▸ EXERCISE PROMPT:
Restate the whole listing word for word. Pictures are left out.

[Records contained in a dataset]
## begin

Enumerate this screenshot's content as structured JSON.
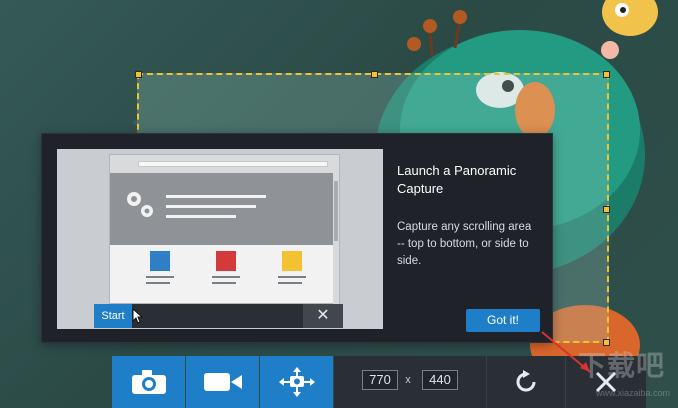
{
  "dialog": {
    "title": "Launch a Panoramic Capture",
    "description": "Capture any scrolling area -- top to bottom, or side to side.",
    "got_it_label": "Got it!",
    "preview": {
      "start_label": "Start",
      "close_glyph": "✕"
    }
  },
  "toolbar": {
    "width_value": "770",
    "x_label": "x",
    "height_value": "440",
    "buttons": [
      {
        "name": "image-capture-button",
        "icon": "camera-icon"
      },
      {
        "name": "video-capture-button",
        "icon": "video-camera-icon"
      },
      {
        "name": "panoramic-capture-button",
        "icon": "panoramic-move-icon"
      },
      {
        "name": "restart-button",
        "icon": "restart-icon"
      },
      {
        "name": "close-button",
        "icon": "close-icon"
      }
    ]
  },
  "watermark": {
    "text": "下载吧",
    "url": "www.xiazaiba.com"
  },
  "colors": {
    "accent_blue": "#1e7fc8",
    "toolbar_dark": "#2a2f35",
    "selection_border": "#f2c230",
    "dialog_bg": "#1f2329"
  }
}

## end

▸ FINISHED ANSWER:
Enumerate this screenshot's content as structured JSON.
{
  "dialog": {
    "title": "Launch a Panoramic Capture",
    "description": "Capture any scrolling area -- top to bottom, or side to side.",
    "got_it_label": "Got it!",
    "preview": {
      "start_label": "Start",
      "close_glyph": "✕"
    }
  },
  "toolbar": {
    "width_value": "770",
    "x_label": "x",
    "height_value": "440",
    "buttons": [
      {
        "name": "image-capture-button",
        "icon": "camera-icon"
      },
      {
        "name": "video-capture-button",
        "icon": "video-camera-icon"
      },
      {
        "name": "panoramic-capture-button",
        "icon": "panoramic-move-icon"
      },
      {
        "name": "restart-button",
        "icon": "restart-icon"
      },
      {
        "name": "close-button",
        "icon": "close-icon"
      }
    ]
  },
  "watermark": {
    "text": "下载吧",
    "url": "www.xiazaiba.com"
  },
  "colors": {
    "accent_blue": "#1e7fc8",
    "toolbar_dark": "#2a2f35",
    "selection_border": "#f2c230",
    "dialog_bg": "#1f2329"
  }
}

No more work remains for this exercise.